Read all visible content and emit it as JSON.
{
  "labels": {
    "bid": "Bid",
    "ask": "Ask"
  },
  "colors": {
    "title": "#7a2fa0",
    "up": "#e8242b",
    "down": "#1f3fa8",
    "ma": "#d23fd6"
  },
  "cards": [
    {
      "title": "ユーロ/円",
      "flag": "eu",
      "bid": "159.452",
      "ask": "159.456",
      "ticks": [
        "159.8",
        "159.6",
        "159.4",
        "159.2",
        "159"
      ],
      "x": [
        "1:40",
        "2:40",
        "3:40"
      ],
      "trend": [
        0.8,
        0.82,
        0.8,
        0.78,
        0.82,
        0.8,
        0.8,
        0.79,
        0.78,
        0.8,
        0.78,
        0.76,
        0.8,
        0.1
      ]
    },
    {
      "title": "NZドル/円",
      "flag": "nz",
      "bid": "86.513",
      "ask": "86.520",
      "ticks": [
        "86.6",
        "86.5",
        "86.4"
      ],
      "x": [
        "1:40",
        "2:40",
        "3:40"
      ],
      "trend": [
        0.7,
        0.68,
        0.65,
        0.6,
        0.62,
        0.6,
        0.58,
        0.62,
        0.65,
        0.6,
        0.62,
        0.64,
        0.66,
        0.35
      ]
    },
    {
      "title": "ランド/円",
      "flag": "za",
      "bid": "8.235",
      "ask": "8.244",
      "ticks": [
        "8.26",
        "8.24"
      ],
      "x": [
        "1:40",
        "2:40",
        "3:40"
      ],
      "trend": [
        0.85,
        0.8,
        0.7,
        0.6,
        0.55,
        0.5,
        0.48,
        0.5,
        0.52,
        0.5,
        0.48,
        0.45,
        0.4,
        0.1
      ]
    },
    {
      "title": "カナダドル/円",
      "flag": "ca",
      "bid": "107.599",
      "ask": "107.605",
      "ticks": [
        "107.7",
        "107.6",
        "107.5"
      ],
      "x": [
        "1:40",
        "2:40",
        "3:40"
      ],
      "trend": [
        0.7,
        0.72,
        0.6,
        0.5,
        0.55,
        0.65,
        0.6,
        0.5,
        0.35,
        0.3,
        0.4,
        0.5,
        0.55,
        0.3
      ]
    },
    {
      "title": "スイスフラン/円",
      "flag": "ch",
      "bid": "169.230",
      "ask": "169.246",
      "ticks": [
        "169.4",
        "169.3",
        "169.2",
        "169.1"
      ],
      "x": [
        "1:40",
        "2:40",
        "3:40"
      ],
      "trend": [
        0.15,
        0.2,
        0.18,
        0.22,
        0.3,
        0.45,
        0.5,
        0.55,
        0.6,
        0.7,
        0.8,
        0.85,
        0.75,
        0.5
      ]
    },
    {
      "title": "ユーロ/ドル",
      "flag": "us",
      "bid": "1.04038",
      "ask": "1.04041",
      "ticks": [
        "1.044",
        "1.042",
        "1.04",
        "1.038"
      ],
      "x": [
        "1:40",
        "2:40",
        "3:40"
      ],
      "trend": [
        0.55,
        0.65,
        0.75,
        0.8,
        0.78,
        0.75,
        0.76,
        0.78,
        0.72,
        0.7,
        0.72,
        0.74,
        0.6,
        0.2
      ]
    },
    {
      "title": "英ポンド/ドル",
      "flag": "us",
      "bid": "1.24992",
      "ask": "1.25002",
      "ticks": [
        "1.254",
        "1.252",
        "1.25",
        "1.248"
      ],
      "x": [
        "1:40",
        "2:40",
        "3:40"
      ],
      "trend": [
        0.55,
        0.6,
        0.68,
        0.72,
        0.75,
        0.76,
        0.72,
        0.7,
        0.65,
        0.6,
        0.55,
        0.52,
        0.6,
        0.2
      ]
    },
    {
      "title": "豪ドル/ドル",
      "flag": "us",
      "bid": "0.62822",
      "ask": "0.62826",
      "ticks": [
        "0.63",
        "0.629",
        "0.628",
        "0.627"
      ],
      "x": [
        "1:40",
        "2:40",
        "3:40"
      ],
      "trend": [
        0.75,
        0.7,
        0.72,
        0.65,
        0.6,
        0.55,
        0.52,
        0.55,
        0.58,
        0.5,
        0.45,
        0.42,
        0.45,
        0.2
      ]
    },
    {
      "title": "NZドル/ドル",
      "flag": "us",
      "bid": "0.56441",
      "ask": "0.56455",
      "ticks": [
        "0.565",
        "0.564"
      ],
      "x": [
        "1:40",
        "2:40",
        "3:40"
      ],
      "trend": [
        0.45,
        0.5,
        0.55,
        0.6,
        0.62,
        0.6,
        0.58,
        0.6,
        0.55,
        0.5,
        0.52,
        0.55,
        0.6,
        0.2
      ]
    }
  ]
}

#### Aim:
Return the entries above exactly, each one complete.

#### Expected output:
Read all visible content and emit it as JSON.
{
  "labels": {
    "bid": "Bid",
    "ask": "Ask"
  },
  "colors": {
    "title": "#7a2fa0",
    "up": "#e8242b",
    "down": "#1f3fa8",
    "ma": "#d23fd6"
  },
  "cards": [
    {
      "title": "ユーロ/円",
      "flag": "eu",
      "bid": "159.452",
      "ask": "159.456",
      "ticks": [
        "159.8",
        "159.6",
        "159.4",
        "159.2",
        "159"
      ],
      "x": [
        "1:40",
        "2:40",
        "3:40"
      ],
      "trend": [
        0.8,
        0.82,
        0.8,
        0.78,
        0.82,
        0.8,
        0.8,
        0.79,
        0.78,
        0.8,
        0.78,
        0.76,
        0.8,
        0.1
      ]
    },
    {
      "title": "NZドル/円",
      "flag": "nz",
      "bid": "86.513",
      "ask": "86.520",
      "ticks": [
        "86.6",
        "86.5",
        "86.4"
      ],
      "x": [
        "1:40",
        "2:40",
        "3:40"
      ],
      "trend": [
        0.7,
        0.68,
        0.65,
        0.6,
        0.62,
        0.6,
        0.58,
        0.62,
        0.65,
        0.6,
        0.62,
        0.64,
        0.66,
        0.35
      ]
    },
    {
      "title": "ランド/円",
      "flag": "za",
      "bid": "8.235",
      "ask": "8.244",
      "ticks": [
        "8.26",
        "8.24"
      ],
      "x": [
        "1:40",
        "2:40",
        "3:40"
      ],
      "trend": [
        0.85,
        0.8,
        0.7,
        0.6,
        0.55,
        0.5,
        0.48,
        0.5,
        0.52,
        0.5,
        0.48,
        0.45,
        0.4,
        0.1
      ]
    },
    {
      "title": "カナダドル/円",
      "flag": "ca",
      "bid": "107.599",
      "ask": "107.605",
      "ticks": [
        "107.7",
        "107.6",
        "107.5"
      ],
      "x": [
        "1:40",
        "2:40",
        "3:40"
      ],
      "trend": [
        0.7,
        0.72,
        0.6,
        0.5,
        0.55,
        0.65,
        0.6,
        0.5,
        0.35,
        0.3,
        0.4,
        0.5,
        0.55,
        0.3
      ]
    },
    {
      "title": "スイスフラン/円",
      "flag": "ch",
      "bid": "169.230",
      "ask": "169.246",
      "ticks": [
        "169.4",
        "169.3",
        "169.2",
        "169.1"
      ],
      "x": [
        "1:40",
        "2:40",
        "3:40"
      ],
      "trend": [
        0.15,
        0.2,
        0.18,
        0.22,
        0.3,
        0.45,
        0.5,
        0.55,
        0.6,
        0.7,
        0.8,
        0.85,
        0.75,
        0.5
      ]
    },
    {
      "title": "ユーロ/ドル",
      "flag": "us",
      "bid": "1.04038",
      "ask": "1.04041",
      "ticks": [
        "1.044",
        "1.042",
        "1.04",
        "1.038"
      ],
      "x": [
        "1:40",
        "2:40",
        "3:40"
      ],
      "trend": [
        0.55,
        0.65,
        0.75,
        0.8,
        0.78,
        0.75,
        0.76,
        0.78,
        0.72,
        0.7,
        0.72,
        0.74,
        0.6,
        0.2
      ]
    },
    {
      "title": "英ポンド/ドル",
      "flag": "us",
      "bid": "1.24992",
      "ask": "1.25002",
      "ticks": [
        "1.254",
        "1.252",
        "1.25",
        "1.248"
      ],
      "x": [
        "1:40",
        "2:40",
        "3:40"
      ],
      "trend": [
        0.55,
        0.6,
        0.68,
        0.72,
        0.75,
        0.76,
        0.72,
        0.7,
        0.65,
        0.6,
        0.55,
        0.52,
        0.6,
        0.2
      ]
    },
    {
      "title": "豪ドル/ドル",
      "flag": "us",
      "bid": "0.62822",
      "ask": "0.62826",
      "ticks": [
        "0.63",
        "0.629",
        "0.628",
        "0.627"
      ],
      "x": [
        "1:40",
        "2:40",
        "3:40"
      ],
      "trend": [
        0.75,
        0.7,
        0.72,
        0.65,
        0.6,
        0.55,
        0.52,
        0.55,
        0.58,
        0.5,
        0.45,
        0.42,
        0.45,
        0.2
      ]
    },
    {
      "title": "NZドル/ドル",
      "flag": "us",
      "bid": "0.56441",
      "ask": "0.56455",
      "ticks": [
        "0.565",
        "0.564"
      ],
      "x": [
        "1:40",
        "2:40",
        "3:40"
      ],
      "trend": [
        0.45,
        0.5,
        0.55,
        0.6,
        0.62,
        0.6,
        0.58,
        0.6,
        0.55,
        0.5,
        0.52,
        0.55,
        0.6,
        0.2
      ]
    }
  ]
}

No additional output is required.